### Extracted data
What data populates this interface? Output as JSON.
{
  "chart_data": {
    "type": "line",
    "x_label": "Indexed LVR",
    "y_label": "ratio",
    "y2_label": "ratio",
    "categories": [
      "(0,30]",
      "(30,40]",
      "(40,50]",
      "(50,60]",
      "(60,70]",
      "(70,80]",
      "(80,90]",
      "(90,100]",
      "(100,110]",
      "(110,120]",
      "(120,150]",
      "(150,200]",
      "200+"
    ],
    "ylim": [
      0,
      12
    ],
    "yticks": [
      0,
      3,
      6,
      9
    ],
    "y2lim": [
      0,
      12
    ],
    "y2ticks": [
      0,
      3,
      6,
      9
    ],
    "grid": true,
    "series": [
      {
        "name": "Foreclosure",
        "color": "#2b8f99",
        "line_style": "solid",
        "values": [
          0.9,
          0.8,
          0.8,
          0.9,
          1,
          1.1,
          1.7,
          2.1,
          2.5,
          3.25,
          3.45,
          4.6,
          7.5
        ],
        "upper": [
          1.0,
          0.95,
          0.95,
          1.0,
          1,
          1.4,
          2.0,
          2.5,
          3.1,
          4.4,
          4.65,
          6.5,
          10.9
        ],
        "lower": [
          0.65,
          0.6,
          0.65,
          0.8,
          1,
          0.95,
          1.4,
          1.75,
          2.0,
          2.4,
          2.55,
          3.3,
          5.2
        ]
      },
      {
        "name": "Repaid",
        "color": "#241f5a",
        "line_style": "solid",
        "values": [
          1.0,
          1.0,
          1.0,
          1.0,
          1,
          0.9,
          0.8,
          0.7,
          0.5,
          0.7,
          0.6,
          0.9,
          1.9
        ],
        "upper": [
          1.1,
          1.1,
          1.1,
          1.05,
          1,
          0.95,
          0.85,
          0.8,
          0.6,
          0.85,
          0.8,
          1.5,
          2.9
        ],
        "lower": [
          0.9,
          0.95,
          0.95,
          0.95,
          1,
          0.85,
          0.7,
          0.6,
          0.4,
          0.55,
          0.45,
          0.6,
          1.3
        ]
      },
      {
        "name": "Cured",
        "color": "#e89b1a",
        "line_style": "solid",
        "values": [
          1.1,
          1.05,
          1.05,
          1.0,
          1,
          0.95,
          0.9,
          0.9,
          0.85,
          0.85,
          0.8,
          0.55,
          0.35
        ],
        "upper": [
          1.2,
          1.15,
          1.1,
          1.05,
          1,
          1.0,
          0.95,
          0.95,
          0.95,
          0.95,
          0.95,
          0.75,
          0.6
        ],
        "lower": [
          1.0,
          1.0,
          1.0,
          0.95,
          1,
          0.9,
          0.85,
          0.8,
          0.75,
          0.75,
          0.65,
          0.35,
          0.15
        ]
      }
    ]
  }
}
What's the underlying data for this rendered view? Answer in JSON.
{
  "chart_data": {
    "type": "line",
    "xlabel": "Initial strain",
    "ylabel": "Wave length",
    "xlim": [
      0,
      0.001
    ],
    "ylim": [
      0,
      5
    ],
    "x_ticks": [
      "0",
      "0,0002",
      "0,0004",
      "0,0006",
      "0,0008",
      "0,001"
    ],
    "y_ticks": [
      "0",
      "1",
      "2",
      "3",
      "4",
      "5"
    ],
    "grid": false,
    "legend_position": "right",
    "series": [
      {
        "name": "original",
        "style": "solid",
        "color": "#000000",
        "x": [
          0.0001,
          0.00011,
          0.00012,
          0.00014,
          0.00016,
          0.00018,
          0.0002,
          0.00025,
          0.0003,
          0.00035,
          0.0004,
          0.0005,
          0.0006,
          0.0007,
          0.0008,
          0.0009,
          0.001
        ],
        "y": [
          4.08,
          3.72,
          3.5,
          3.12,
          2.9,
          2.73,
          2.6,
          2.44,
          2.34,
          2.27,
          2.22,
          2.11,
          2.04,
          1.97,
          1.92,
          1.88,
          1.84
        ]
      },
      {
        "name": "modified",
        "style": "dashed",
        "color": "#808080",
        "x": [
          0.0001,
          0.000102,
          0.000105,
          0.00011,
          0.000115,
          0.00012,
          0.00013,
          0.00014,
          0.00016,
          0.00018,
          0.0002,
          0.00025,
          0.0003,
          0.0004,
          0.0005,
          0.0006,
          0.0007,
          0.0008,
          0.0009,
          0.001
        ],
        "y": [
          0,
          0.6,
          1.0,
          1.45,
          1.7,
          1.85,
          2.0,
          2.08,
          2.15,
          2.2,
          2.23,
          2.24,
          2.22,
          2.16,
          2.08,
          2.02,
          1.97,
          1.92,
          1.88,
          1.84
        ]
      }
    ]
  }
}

### Problem to work on
Output the lines above verbatim and in full.

### Solution to this exercise
What data populates this interface? Output as JSON.
{
  "chart_data": {
    "type": "line",
    "x_label": "Indexed LVR",
    "y_label": "ratio",
    "y2_label": "ratio",
    "categories": [
      "(0,30]",
      "(30,40]",
      "(40,50]",
      "(50,60]",
      "(60,70]",
      "(70,80]",
      "(80,90]",
      "(90,100]",
      "(100,110]",
      "(110,120]",
      "(120,150]",
      "(150,200]",
      "200+"
    ],
    "ylim": [
      0,
      12
    ],
    "yticks": [
      0,
      3,
      6,
      9
    ],
    "y2lim": [
      0,
      12
    ],
    "y2ticks": [
      0,
      3,
      6,
      9
    ],
    "grid": true,
    "series": [
      {
        "name": "Foreclosure",
        "color": "#2b8f99",
        "line_style": "solid",
        "values": [
          0.9,
          0.8,
          0.8,
          0.9,
          1,
          1.1,
          1.7,
          2.1,
          2.5,
          3.25,
          3.45,
          4.6,
          7.5
        ],
        "upper": [
          1.0,
          0.95,
          0.95,
          1.0,
          1,
          1.4,
          2.0,
          2.5,
          3.1,
          4.4,
          4.65,
          6.5,
          10.9
        ],
        "lower": [
          0.65,
          0.6,
          0.65,
          0.8,
          1,
          0.95,
          1.4,
          1.75,
          2.0,
          2.4,
          2.55,
          3.3,
          5.2
        ]
      },
      {
        "name": "Repaid",
        "color": "#241f5a",
        "line_style": "solid",
        "values": [
          1.0,
          1.0,
          1.0,
          1.0,
          1,
          0.9,
          0.8,
          0.7,
          0.5,
          0.7,
          0.6,
          0.9,
          1.9
        ],
        "upper": [
          1.1,
          1.1,
          1.1,
          1.05,
          1,
          0.95,
          0.85,
          0.8,
          0.6,
          0.85,
          0.8,
          1.5,
          2.9
        ],
        "lower": [
          0.9,
          0.95,
          0.95,
          0.95,
          1,
          0.85,
          0.7,
          0.6,
          0.4,
          0.55,
          0.45,
          0.6,
          1.3
        ]
      },
      {
        "name": "Cured",
        "color": "#e89b1a",
        "line_style": "solid",
        "values": [
          1.1,
          1.05,
          1.05,
          1.0,
          1,
          0.95,
          0.9,
          0.9,
          0.85,
          0.85,
          0.8,
          0.55,
          0.35
        ],
        "upper": [
          1.2,
          1.15,
          1.1,
          1.05,
          1,
          1.0,
          0.95,
          0.95,
          0.95,
          0.95,
          0.95,
          0.75,
          0.6
        ],
        "lower": [
          1.0,
          1.0,
          1.0,
          0.95,
          1,
          0.9,
          0.85,
          0.8,
          0.75,
          0.75,
          0.65,
          0.35,
          0.15
        ]
      }
    ]
  }
}
What's the underlying data for this rendered view? Answer in JSON.
{
  "chart_data": {
    "type": "line",
    "xlabel": "Initial strain",
    "ylabel": "Wave length",
    "xlim": [
      0,
      0.001
    ],
    "ylim": [
      0,
      5
    ],
    "x_ticks": [
      "0",
      "0,0002",
      "0,0004",
      "0,0006",
      "0,0008",
      "0,001"
    ],
    "y_ticks": [
      "0",
      "1",
      "2",
      "3",
      "4",
      "5"
    ],
    "grid": false,
    "legend_position": "right",
    "series": [
      {
        "name": "original",
        "style": "solid",
        "color": "#000000",
        "x": [
          0.0001,
          0.00011,
          0.00012,
          0.00014,
          0.00016,
          0.00018,
          0.0002,
          0.00025,
          0.0003,
          0.00035,
          0.0004,
          0.0005,
          0.0006,
          0.0007,
          0.0008,
          0.0009,
          0.001
        ],
        "y": [
          4.08,
          3.72,
          3.5,
          3.12,
          2.9,
          2.73,
          2.6,
          2.44,
          2.34,
          2.27,
          2.22,
          2.11,
          2.04,
          1.97,
          1.92,
          1.88,
          1.84
        ]
      },
      {
        "name": "modified",
        "style": "dashed",
        "color": "#808080",
        "x": [
          0.0001,
          0.000102,
          0.000105,
          0.00011,
          0.000115,
          0.00012,
          0.00013,
          0.00014,
          0.00016,
          0.00018,
          0.0002,
          0.00025,
          0.0003,
          0.0004,
          0.0005,
          0.0006,
          0.0007,
          0.0008,
          0.0009,
          0.001
        ],
        "y": [
          0,
          0.6,
          1.0,
          1.45,
          1.7,
          1.85,
          2.0,
          2.08,
          2.15,
          2.2,
          2.23,
          2.24,
          2.22,
          2.16,
          2.08,
          2.02,
          1.97,
          1.92,
          1.88,
          1.84
        ]
      }
    ]
  }
}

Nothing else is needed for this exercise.